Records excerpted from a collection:
◇ ◇ ◇ ◇ ◇ ◇ ◇

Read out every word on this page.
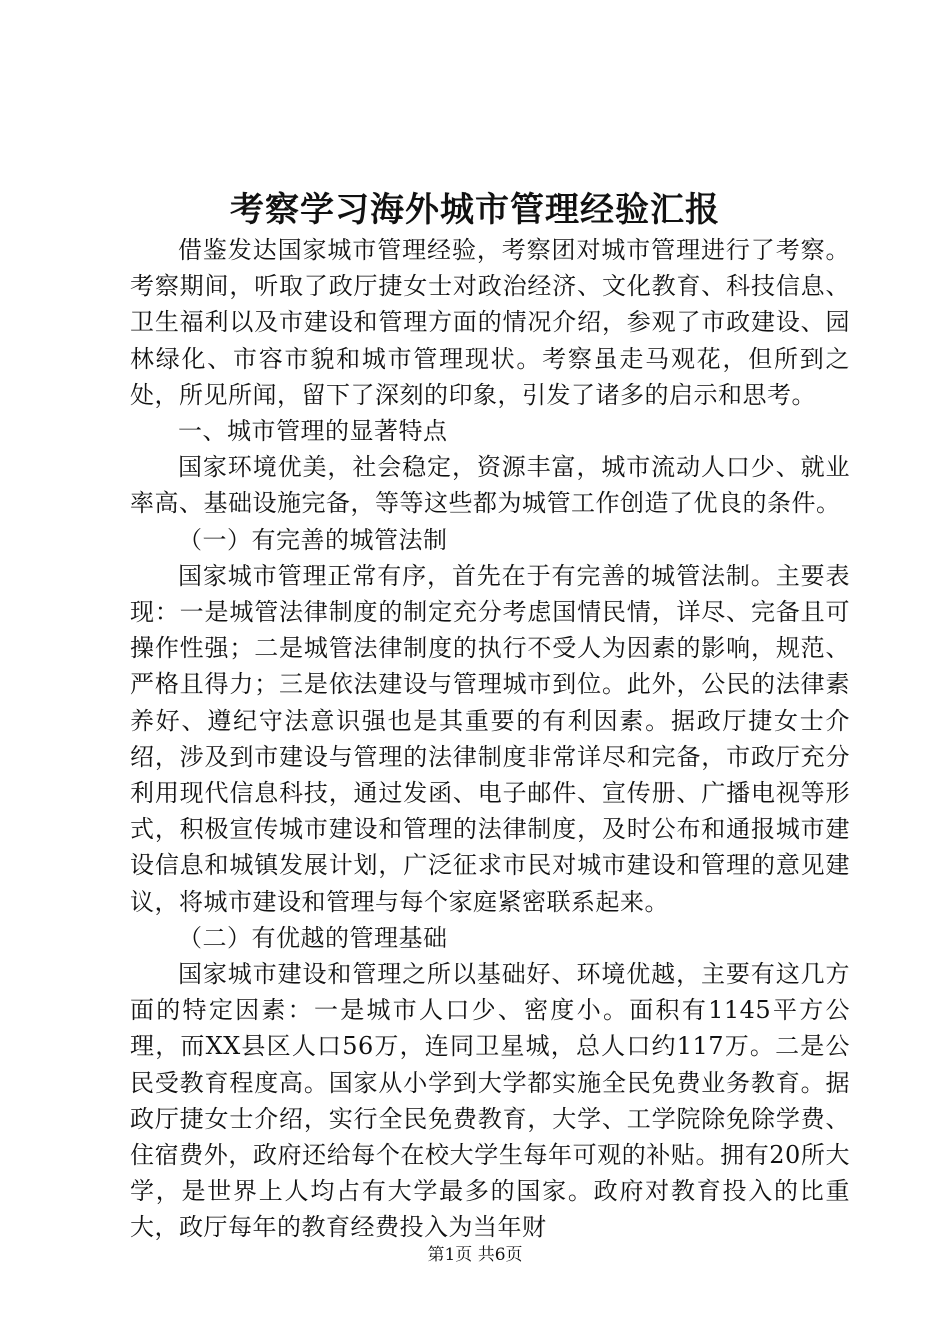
考察学习海外城市管理经验汇报

借鉴发达国家城市管理经验，考察团对城市管理进行了考察。考察期间，听取了政厅捷女士对政治经济、文化教育、科技信息、卫生福利以及市建设和管理方面的情况介绍，参观了市政建设、园林绿化、市容市貌和城市管理现状。考察虽走马观花，但所到之处，所见所闻，留下了深刻的印象，引发了诸多的启示和思考。

一、城市管理的显著特点

国家环境优美，社会稳定，资源丰富，城市流动人口少、就业率高、基础设施完备，等等这些都为城管工作创造了优良的条件。

（一）有完善的城管法制

国家城市管理正常有序，首先在于有完善的城管法制。主要表现：一是城管法律制度的制定充分考虑国情民情，详尽、完备且可操作性强；二是城管法律制度的执行不受人为因素的影响，规范、严格且得力；三是依法建设与管理城市到位。此外，公民的法律素养好、遵纪守法意识强也是其重要的有利因素。据政厅捷女士介绍，涉及到市建设与管理的法律制度非常详尽和完备，市政厅充分利用现代信息科技，通过发函、电子邮件、宣传册、广播电视等形式，积极宣传城市建设和管理的法律制度，及时公布和通报城市建设信息和城镇发展计划，广泛征求市民对城市建设和管理的意见建议，将城市建设和管理与每个家庭紧密联系起来。

（二）有优越的管理基础

国家城市建设和管理之所以基础好、环境优越，主要有这几方面的特定因素：一是城市人口少、密度小。面积有1145平方公理，而XX县区人口56万，连同卫星城，总人口约117万。二是公民受教育程度高。国家从小学到大学都实施全民免费业务教育。据政厅捷女士介绍，实行全民免费教育，大学、工学院除免除学费、住宿费外，政府还给每个在校大学生每年可观的补贴。拥有20所大学，是世界上人均占有大学最多的国家。政府对教育投入的比重大，政厅每年的教育经费投入为当年财

第1页 共6页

◇ ◇ ◇ ◇ ◇ ◇ ◇

DIRECTION: Copy out each line in the listing that has the word "据政厅捷女士介绍".

COMPLETED EXERCISE:
国家城市管理正常有序，首先在于有完善的城管法制。主要表现：一是城管法律制度的制定充分考虑国情民情，详尽、完备且可操作性强；二是城管法律制度的执行不受人为因素的影响，规范、严格且得力；三是依法建设与管理城市到位。此外，公民的法律素养好、遵纪守法意识强也是其重要的有利因素。据政厅捷女士介绍，涉及到市建设与管理的法律制度非常详尽和完备，市政厅充分利用现代信息科技，通过发函、电子邮件、宣传册、广播电视等形式，积极宣传城市建设和管理的法律制度，及时公布和通报城市建设信息和城镇发展计划，广泛征求市民对城市建设和管理的意见建议，将城市建设和管理与每个家庭紧密联系起来。
国家城市建设和管理之所以基础好、环境优越，主要有这几方面的特定因素：一是城市人口少、密度小。面积有1145平方公理，而XX县区人口56万，连同卫星城，总人口约117万。二是公民受教育程度高。国家从小学到大学都实施全民免费业务教育。据政厅捷女士介绍，实行全民免费教育，大学、工学院除免除学费、住宿费外，政府还给每个在校大学生每年可观的补贴。拥有20所大学，是世界上人均占有大学最多的国家。政府对教育投入的比重大，政厅每年的教育经费投入为当年财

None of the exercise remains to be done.